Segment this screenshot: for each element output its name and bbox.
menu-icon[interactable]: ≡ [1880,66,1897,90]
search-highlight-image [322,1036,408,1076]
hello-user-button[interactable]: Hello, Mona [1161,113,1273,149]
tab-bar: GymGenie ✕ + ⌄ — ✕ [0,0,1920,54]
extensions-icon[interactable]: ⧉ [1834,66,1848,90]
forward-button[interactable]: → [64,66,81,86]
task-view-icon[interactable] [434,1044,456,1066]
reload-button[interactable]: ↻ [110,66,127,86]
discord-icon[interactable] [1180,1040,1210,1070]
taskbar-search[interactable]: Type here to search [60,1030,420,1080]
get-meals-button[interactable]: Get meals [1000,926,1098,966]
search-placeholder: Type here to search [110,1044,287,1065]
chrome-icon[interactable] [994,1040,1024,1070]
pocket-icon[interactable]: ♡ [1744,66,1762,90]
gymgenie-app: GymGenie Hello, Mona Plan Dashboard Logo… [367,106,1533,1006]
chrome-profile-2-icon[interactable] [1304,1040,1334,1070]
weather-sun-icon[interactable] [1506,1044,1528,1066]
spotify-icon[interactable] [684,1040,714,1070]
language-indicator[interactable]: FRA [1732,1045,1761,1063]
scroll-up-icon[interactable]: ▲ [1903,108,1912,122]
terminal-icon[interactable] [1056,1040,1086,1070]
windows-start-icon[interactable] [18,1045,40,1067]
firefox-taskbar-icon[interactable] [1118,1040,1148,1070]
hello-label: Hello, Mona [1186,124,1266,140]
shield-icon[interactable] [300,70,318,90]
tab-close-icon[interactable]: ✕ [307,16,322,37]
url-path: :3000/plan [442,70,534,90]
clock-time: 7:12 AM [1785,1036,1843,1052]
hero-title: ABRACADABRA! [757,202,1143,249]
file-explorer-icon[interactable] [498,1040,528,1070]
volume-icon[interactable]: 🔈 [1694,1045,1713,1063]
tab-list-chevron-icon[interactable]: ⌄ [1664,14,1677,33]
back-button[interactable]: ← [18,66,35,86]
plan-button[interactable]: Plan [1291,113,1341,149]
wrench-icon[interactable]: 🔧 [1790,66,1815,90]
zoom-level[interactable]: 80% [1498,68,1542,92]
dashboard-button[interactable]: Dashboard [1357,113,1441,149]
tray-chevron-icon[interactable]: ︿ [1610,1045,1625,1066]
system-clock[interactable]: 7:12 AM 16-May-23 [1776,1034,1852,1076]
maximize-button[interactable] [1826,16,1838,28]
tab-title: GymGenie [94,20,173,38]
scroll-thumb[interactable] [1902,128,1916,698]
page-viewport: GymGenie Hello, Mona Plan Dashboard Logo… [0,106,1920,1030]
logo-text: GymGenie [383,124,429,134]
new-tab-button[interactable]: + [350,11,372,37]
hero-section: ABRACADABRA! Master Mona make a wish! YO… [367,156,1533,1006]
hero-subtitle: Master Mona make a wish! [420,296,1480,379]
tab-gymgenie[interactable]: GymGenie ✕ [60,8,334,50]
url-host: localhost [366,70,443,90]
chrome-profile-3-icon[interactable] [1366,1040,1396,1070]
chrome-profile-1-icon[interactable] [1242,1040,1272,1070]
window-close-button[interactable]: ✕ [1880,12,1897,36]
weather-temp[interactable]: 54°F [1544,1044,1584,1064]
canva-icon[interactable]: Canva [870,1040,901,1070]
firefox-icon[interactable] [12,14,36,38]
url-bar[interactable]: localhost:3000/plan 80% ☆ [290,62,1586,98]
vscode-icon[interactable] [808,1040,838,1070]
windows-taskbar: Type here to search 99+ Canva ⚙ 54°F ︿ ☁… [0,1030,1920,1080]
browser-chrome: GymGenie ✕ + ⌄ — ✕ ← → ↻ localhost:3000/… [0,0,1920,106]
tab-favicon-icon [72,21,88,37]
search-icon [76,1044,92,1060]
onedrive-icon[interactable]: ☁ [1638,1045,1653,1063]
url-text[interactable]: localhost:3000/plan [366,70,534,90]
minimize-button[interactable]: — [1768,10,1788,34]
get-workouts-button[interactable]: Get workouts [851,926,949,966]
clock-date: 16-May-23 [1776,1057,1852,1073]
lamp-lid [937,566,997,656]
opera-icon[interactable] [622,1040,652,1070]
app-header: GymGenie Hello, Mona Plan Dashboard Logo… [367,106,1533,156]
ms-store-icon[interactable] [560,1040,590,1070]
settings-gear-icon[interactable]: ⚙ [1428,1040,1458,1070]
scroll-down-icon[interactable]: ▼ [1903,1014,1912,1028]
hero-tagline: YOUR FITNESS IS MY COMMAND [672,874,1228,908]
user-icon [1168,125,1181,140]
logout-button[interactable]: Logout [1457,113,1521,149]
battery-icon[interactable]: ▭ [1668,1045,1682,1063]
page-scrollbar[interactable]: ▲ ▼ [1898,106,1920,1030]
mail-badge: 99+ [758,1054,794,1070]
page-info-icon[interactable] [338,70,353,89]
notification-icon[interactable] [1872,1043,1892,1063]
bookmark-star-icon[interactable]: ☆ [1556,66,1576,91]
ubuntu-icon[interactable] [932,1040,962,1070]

+---+

* TASK STATEMENT
Convert every line of the material above into a two-column Markdown table, with the line number in a column headed "Row" and the line itself in a column headed "Entry". Omit blank lines.

* RESULT OF THE TASK
| Row | Entry |
|---|---|
| 1 | Segment this screenshot: for each element output its name and bbox. |
| 2 | menu-icon[interactable]: ≡ [1880,66,1897,90] |
| 3 | search-highlight-image [322,1036,408,1076] |
| 4 | hello-user-button[interactable]: Hello, Mona [1161,113,1273,149] |
| 5 | tab-bar: GymGenie ✕ + ⌄ — ✕ [0,0,1920,54] |
| 6 | extensions-icon[interactable]: ⧉ [1834,66,1848,90] |
| 7 | forward-button[interactable]: → [64,66,81,86] |
| 8 | task-view-icon[interactable] [434,1044,456,1066] |
| 9 | reload-button[interactable]: ↻ [110,66,127,86] |
| 10 | discord-icon[interactable] [1180,1040,1210,1070] |
| 11 | taskbar-search[interactable]: Type here to search [60,1030,420,1080] |
| 12 | get-meals-button[interactable]: Get meals [1000,926,1098,966] |
| 13 | search-placeholder: Type here to search [110,1044,287,1065] |
| 14 | chrome-icon[interactable] [994,1040,1024,1070] |
| 15 | pocket-icon[interactable]: ♡ [1744,66,1762,90] |
| 16 | gymgenie-app: GymGenie Hello, Mona Plan Dashboard Logo… [367,106,1533,1006] |
| 17 | chrome-profile-2-icon[interactable] [1304,1040,1334,1070] |
| 18 | weather-sun-icon[interactable] [1506,1044,1528,1066] |
| 19 | spotify-icon[interactable] [684,1040,714,1070] |
| 20 | language-indicator[interactable]: FRA [1732,1045,1761,1063] |
| 21 | scroll-up-icon[interactable]: ▲ [1903,108,1912,122] |
| 22 | terminal-icon[interactable] [1056,1040,1086,1070] |
| 23 | windows-start-icon[interactable] [18,1045,40,1067] |
| 24 | firefox-taskbar-icon[interactable] [1118,1040,1148,1070] |
| 25 | hello-label: Hello, Mona [1186,124,1266,140] |
| 26 | shield-icon[interactable] [300,70,318,90] |
| 27 | tab-close-icon[interactable]: ✕ [307,16,322,37] |
| 28 | url-path: :3000/plan [442,70,534,90] |
| 29 | clock-time: 7:12 AM [1785,1036,1843,1052] |
| 30 | hero-title: ABRACADABRA! [757,202,1143,249] |
| 31 | file-explorer-icon[interactable] [498,1040,528,1070] |
| 32 | volume-icon[interactable]: 🔈 [1694,1045,1713,1063] |
| 33 | tab-list-chevron-icon[interactable]: ⌄ [1664,14,1677,33] |
| 34 | back-button[interactable]: ← [18,66,35,86] |
| 35 | plan-button[interactable]: Plan [1291,113,1341,149] |
| 36 | wrench-icon[interactable]: 🔧 [1790,66,1815,90] |
| 37 | zoom-level[interactable]: 80% [1498,68,1542,92] |
| 38 | dashboard-button[interactable]: Dashboard [1357,113,1441,149] |
| 39 | tray-chevron-icon[interactable]: ︿ [1610,1045,1625,1066] |
| 40 | system-clock[interactable]: 7:12 AM 16-May-23 [1776,1034,1852,1076] |
| 41 | maximize-button[interactable] [1826,16,1838,28] |
| 42 | tab-title: GymGenie [94,20,173,38] |
| 43 | scroll-thumb[interactable] [1902,128,1916,698] |
| 44 | page-viewport: GymGenie Hello, Mona Plan Dashboard Logo… [0,106,1920,1030] |
| 45 | logo-text: GymGenie [383,124,429,134] |
| 46 | new-tab-button[interactable]: + [350,11,372,37] |
| 47 | hero-section: ABRACADABRA! Master Mona make a wish! YO… [367,156,1533,1006] |
| 48 | hero-subtitle: Master Mona make a wish! [420,296,1480,379] |
| 49 | tab-gymgenie[interactable]: GymGenie ✕ [60,8,334,50] |
| 50 | url-host: localhost [366,70,443,90] |
| 51 | chrome-profile-3-icon[interactable] [1366,1040,1396,1070] |
| 52 | chrome-profile-1-icon[interactable] [1242,1040,1272,1070] |
| 53 | window-close-button[interactable]: ✕ [1880,12,1897,36] |
| 54 | weather-temp[interactable]: 54°F [1544,1044,1584,1064] |
| 55 | canva-icon[interactable]: Canva [870,1040,901,1070] |
| 56 | firefox-icon[interactable] [12,14,36,38] |
| 57 | url-bar[interactable]: localhost:3000/plan 80% ☆ [290,62,1586,98] |
| 58 | vscode-icon[interactable] [808,1040,838,1070] |
| 59 | windows-taskbar: Type here to search 99+ Canva ⚙ 54°F ︿ ☁… [0,1030,1920,1080] |
| 60 | browser-chrome: GymGenie ✕ + ⌄ — ✕ ← → ↻ localhost:3000/… [0,0,1920,106] |
| 61 | tab-favicon-icon [72,21,88,37] |
| 62 | search-icon [76,1044,92,1060] |
| 63 | onedrive-icon[interactable]: ☁ [1638,1045,1653,1063] |
| 64 | url-text[interactable]: localhost:3000/plan [366,70,534,90] |
| 65 | minimize-button[interactable]: — [1768,10,1788,34] |
| 66 | get-workouts-button[interactable]: Get workouts [851,926,949,966] |
| 67 | clock-date: 16-May-23 [1776,1057,1852,1073] |
| 68 | lamp-lid [937,566,997,656] |
| 69 | opera-icon[interactable] [622,1040,652,1070] |
| 70 | app-header: GymGenie Hello, Mona Plan Dashboard Logo… [367,106,1533,156] |
| 71 | ms-store-icon[interactable] [560,1040,590,1070] |
| 72 | settings-gear-icon[interactable]: ⚙ [1428,1040,1458,1070] |
| 73 | scroll-down-icon[interactable]: ▼ [1903,1014,1912,1028] |
| 74 | hero-tagline: YOUR FITNESS IS MY COMMAND [672,874,1228,908] |
| 75 | user-icon [1168,125,1181,140] |
| 76 | logout-button[interactable]: Logout [1457,113,1521,149] |
| 77 | battery-icon[interactable]: ▭ [1668,1045,1682,1063] |
| 78 | page-scrollbar[interactable]: ▲ ▼ [1898,106,1920,1030] |
| 79 | mail-badge: 99+ [758,1054,794,1070] |
| 80 | page-info-icon[interactable] [338,70,353,89] |
| 81 | notification-icon[interactable] [1872,1043,1892,1063] |
| 82 | bookmark-star-icon[interactable]: ☆ [1556,66,1576,91] |
| 83 | ubuntu-icon[interactable] [932,1040,962,1070] |